_DATA SECTION_.
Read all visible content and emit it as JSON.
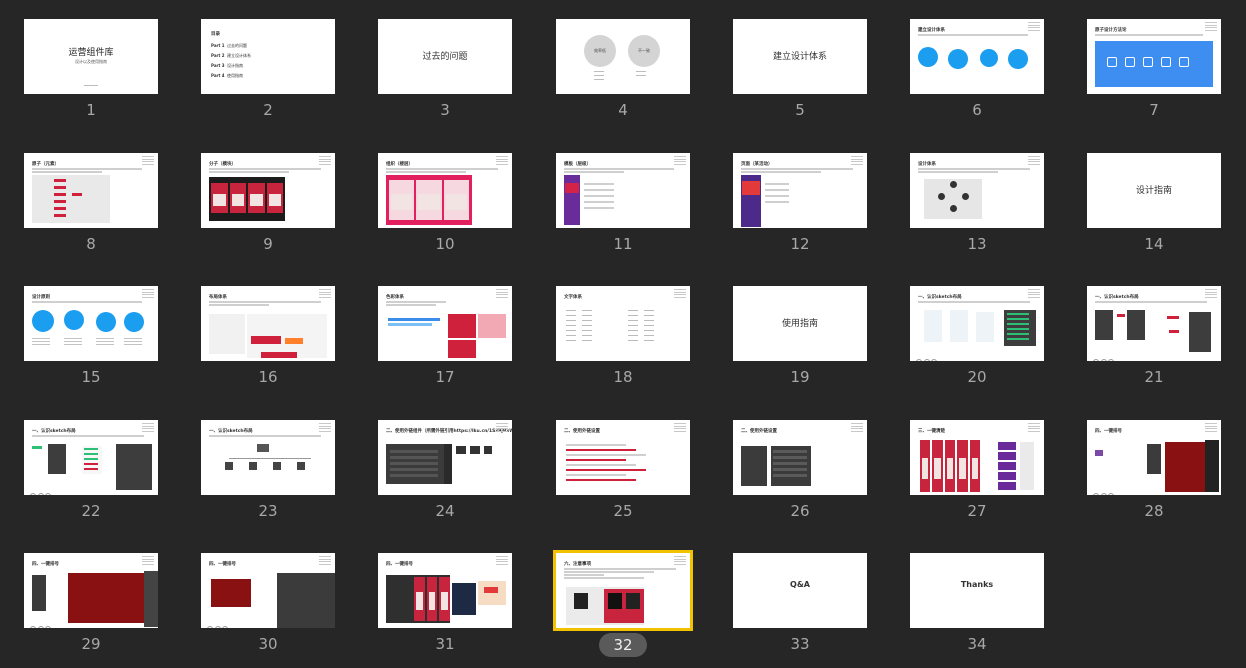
{
  "app": {
    "selected_slide": 32
  },
  "slides": [
    {
      "num": "1",
      "type": "cover",
      "title": "运营组件库",
      "subtitle": "设计以及使用指南"
    },
    {
      "num": "2",
      "type": "agenda",
      "title": "目录",
      "items": [
        {
          "part": "Part 1",
          "label": "过去的问题"
        },
        {
          "part": "Part 2",
          "label": "建立设计体系"
        },
        {
          "part": "Part 3",
          "label": "设计指南"
        },
        {
          "part": "Part 4",
          "label": "使用指南"
        }
      ]
    },
    {
      "num": "3",
      "type": "section",
      "title": "过去的问题"
    },
    {
      "num": "4",
      "type": "two-circles",
      "labels": [
        "效率低",
        "不一致"
      ]
    },
    {
      "num": "5",
      "type": "section",
      "title": "建立设计体系"
    },
    {
      "num": "6",
      "type": "blue-circles",
      "title": "建立设计体系"
    },
    {
      "num": "7",
      "type": "blue-box",
      "title": "原子设计方法论"
    },
    {
      "num": "8",
      "type": "content",
      "title": "原子（元素）"
    },
    {
      "num": "9",
      "type": "content",
      "title": "分子（模块）"
    },
    {
      "num": "10",
      "type": "content",
      "title": "组织（楼层）"
    },
    {
      "num": "11",
      "type": "content",
      "title": "模板（层级）"
    },
    {
      "num": "12",
      "type": "content",
      "title": "页面（某活动）"
    },
    {
      "num": "13",
      "type": "content",
      "title": "设计体系"
    },
    {
      "num": "14",
      "type": "section",
      "title": "设计指南"
    },
    {
      "num": "15",
      "type": "blue-circles",
      "title": "设计原则"
    },
    {
      "num": "16",
      "type": "content",
      "title": "布局体系"
    },
    {
      "num": "17",
      "type": "content",
      "title": "色彩体系"
    },
    {
      "num": "18",
      "type": "content",
      "title": "文字体系"
    },
    {
      "num": "19",
      "type": "section",
      "title": "使用指南"
    },
    {
      "num": "20",
      "type": "content",
      "title": "一、认识sketch布局"
    },
    {
      "num": "21",
      "type": "content",
      "title": "一、认识sketch布局"
    },
    {
      "num": "22",
      "type": "content",
      "title": "一、认识sketch布局"
    },
    {
      "num": "23",
      "type": "content",
      "title": "一、认识sketch布局"
    },
    {
      "num": "24",
      "type": "content",
      "title": "二、使用外链组件（所需外链引用https://lku.cn/1Sx9jBxW）"
    },
    {
      "num": "25",
      "type": "content",
      "title": "二、使用外链设置"
    },
    {
      "num": "26",
      "type": "content",
      "title": "二、使用外链设置"
    },
    {
      "num": "27",
      "type": "content",
      "title": "三、一键清楚"
    },
    {
      "num": "28",
      "type": "content",
      "title": "四、一键排号"
    },
    {
      "num": "29",
      "type": "content",
      "title": "四、一键排号"
    },
    {
      "num": "30",
      "type": "content",
      "title": "四、一键排号"
    },
    {
      "num": "31",
      "type": "content",
      "title": "四、一键排号"
    },
    {
      "num": "32",
      "type": "content",
      "title": "六、注意事项"
    },
    {
      "num": "33",
      "type": "section",
      "title": "Q&A"
    },
    {
      "num": "34",
      "type": "section",
      "title": "Thanks"
    }
  ],
  "colors": {
    "background": "#262626",
    "selection": "#f2c200",
    "accent_blue": "#1b9df0",
    "brand_red": "#d0213c"
  }
}
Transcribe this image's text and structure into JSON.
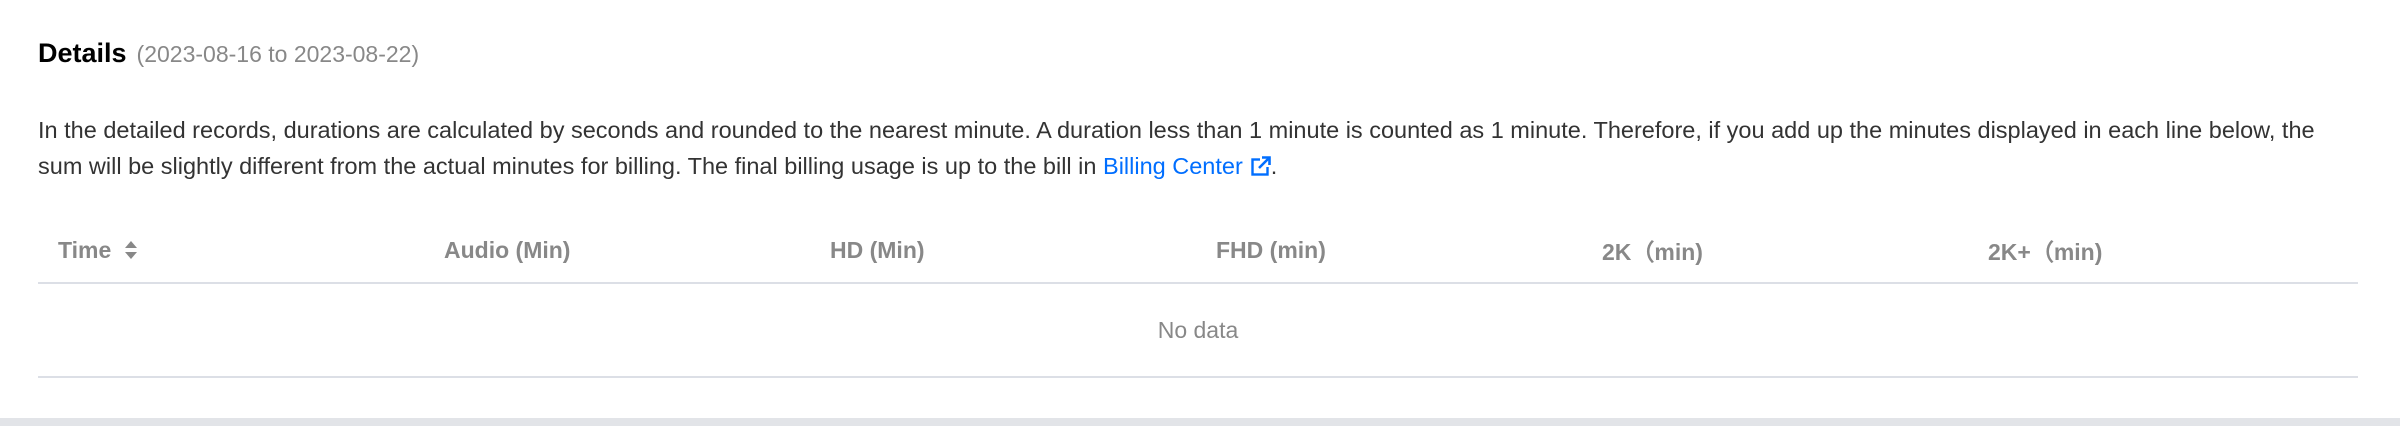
{
  "details": {
    "title": "Details",
    "date_range": "(2023-08-16 to 2023-08-22)"
  },
  "description": {
    "text": "In the detailed records, durations are calculated by seconds and rounded to the nearest minute. A duration less than 1 minute is counted as 1 minute. Therefore, if you add up the minutes displayed in each line below, the sum will be slightly different from the actual minutes for billing. The final billing usage is up to the bill in ",
    "link_label": "Billing Center",
    "suffix": "."
  },
  "table": {
    "columns": [
      {
        "label": "Time",
        "sortable": true
      },
      {
        "label": "Audio (Min)"
      },
      {
        "label": "HD (Min)"
      },
      {
        "label": "FHD (min)"
      },
      {
        "label": "2K（min)"
      },
      {
        "label": "2K+（min)"
      }
    ],
    "empty_text": "No data"
  },
  "colors": {
    "link": "#006eff",
    "muted": "#888888",
    "border": "#dcdfe6"
  },
  "icons": {
    "sort": "sort-icon",
    "external_link": "external-link-icon"
  }
}
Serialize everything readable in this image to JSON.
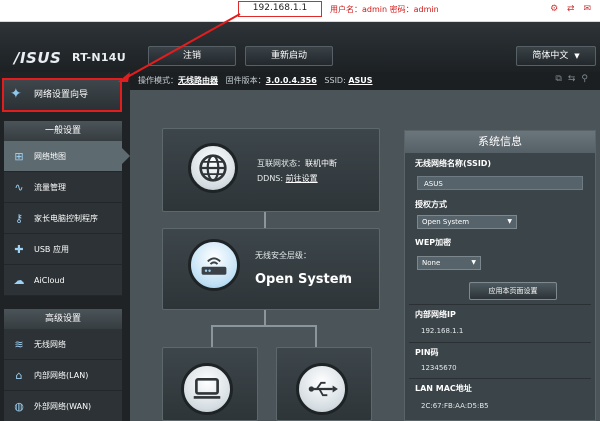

_TASK GOAL_. Keep the pictures out of the copy and return the rest of the data above exactly.

_ANSWER FOR THE TASK_.
Read all visible content and emit it as JSON.
{
  "app": {
    "selected_slide": 32
  },
  "slides": [
    {
      "num": "1",
      "type": "cover",
      "title": "运营组件库",
      "subtitle": "设计以及使用指南"
    },
    {
      "num": "2",
      "type": "agenda",
      "title": "目录",
      "items": [
        {
          "part": "Part 1",
          "label": "过去的问题"
        },
        {
          "part": "Part 2",
          "label": "建立设计体系"
        },
        {
          "part": "Part 3",
          "label": "设计指南"
        },
        {
          "part": "Part 4",
          "label": "使用指南"
        }
      ]
    },
    {
      "num": "3",
      "type": "section",
      "title": "过去的问题"
    },
    {
      "num": "4",
      "type": "two-circles",
      "labels": [
        "效率低",
        "不一致"
      ]
    },
    {
      "num": "5",
      "type": "section",
      "title": "建立设计体系"
    },
    {
      "num": "6",
      "type": "blue-circles",
      "title": "建立设计体系"
    },
    {
      "num": "7",
      "type": "blue-box",
      "title": "原子设计方法论"
    },
    {
      "num": "8",
      "type": "content",
      "title": "原子（元素）"
    },
    {
      "num": "9",
      "type": "content",
      "title": "分子（模块）"
    },
    {
      "num": "10",
      "type": "content",
      "title": "组织（楼层）"
    },
    {
      "num": "11",
      "type": "content",
      "title": "模板（层级）"
    },
    {
      "num": "12",
      "type": "content",
      "title": "页面（某活动）"
    },
    {
      "num": "13",
      "type": "content",
      "title": "设计体系"
    },
    {
      "num": "14",
      "type": "section",
      "title": "设计指南"
    },
    {
      "num": "15",
      "type": "blue-circles",
      "title": "设计原则"
    },
    {
      "num": "16",
      "type": "content",
      "title": "布局体系"
    },
    {
      "num": "17",
      "type": "content",
      "title": "色彩体系"
    },
    {
      "num": "18",
      "type": "content",
      "title": "文字体系"
    },
    {
      "num": "19",
      "type": "section",
      "title": "使用指南"
    },
    {
      "num": "20",
      "type": "content",
      "title": "一、认识sketch布局"
    },
    {
      "num": "21",
      "type": "content",
      "title": "一、认识sketch布局"
    },
    {
      "num": "22",
      "type": "content",
      "title": "一、认识sketch布局"
    },
    {
      "num": "23",
      "type": "content",
      "title": "一、认识sketch布局"
    },
    {
      "num": "24",
      "type": "content",
      "title": "二、使用外链组件（所需外链引用https://lku.cn/1Sx9jBxW）"
    },
    {
      "num": "25",
      "type": "content",
      "title": "二、使用外链设置"
    },
    {
      "num": "26",
      "type": "content",
      "title": "二、使用外链设置"
    },
    {
      "num": "27",
      "type": "content",
      "title": "三、一键清楚"
    },
    {
      "num": "28",
      "type": "content",
      "title": "四、一键排号"
    },
    {
      "num": "29",
      "type": "content",
      "title": "四、一键排号"
    },
    {
      "num": "30",
      "type": "content",
      "title": "四、一键排号"
    },
    {
      "num": "31",
      "type": "content",
      "title": "四、一键排号"
    },
    {
      "num": "32",
      "type": "content",
      "title": "六、注意事项"
    },
    {
      "num": "33",
      "type": "section",
      "title": "Q&A"
    },
    {
      "num": "34",
      "type": "section",
      "title": "Thanks"
    }
  ],
  "colors": {
    "background": "#262626",
    "selection": "#f2c200",
    "accent_blue": "#1b9df0",
    "brand_red": "#d0213c"
  }
}
Transcribe this image's text and structure into JSON.
{
  "details": {
    "title": "Details",
    "date_range": "(2023-08-16 to 2023-08-22)"
  },
  "description": {
    "text": "In the detailed records, durations are calculated by seconds and rounded to the nearest minute. A duration less than 1 minute is counted as 1 minute. Therefore, if you add up the minutes displayed in each line below, the sum will be slightly different from the actual minutes for billing. The final billing usage is up to the bill in ",
    "link_label": "Billing Center",
    "suffix": "."
  },
  "table": {
    "columns": [
      {
        "label": "Time",
        "sortable": true
      },
      {
        "label": "Audio (Min)"
      },
      {
        "label": "HD (Min)"
      },
      {
        "label": "FHD (min)"
      },
      {
        "label": "2K（min)"
      },
      {
        "label": "2K+（min)"
      }
    ],
    "empty_text": "No data"
  },
  "colors": {
    "link": "#006eff",
    "muted": "#888888",
    "border": "#dcdfe6"
  },
  "icons": {
    "sort": "sort-icon",
    "external_link": "external-link-icon"
  }
}
Serialize everything readable in this image to JSON.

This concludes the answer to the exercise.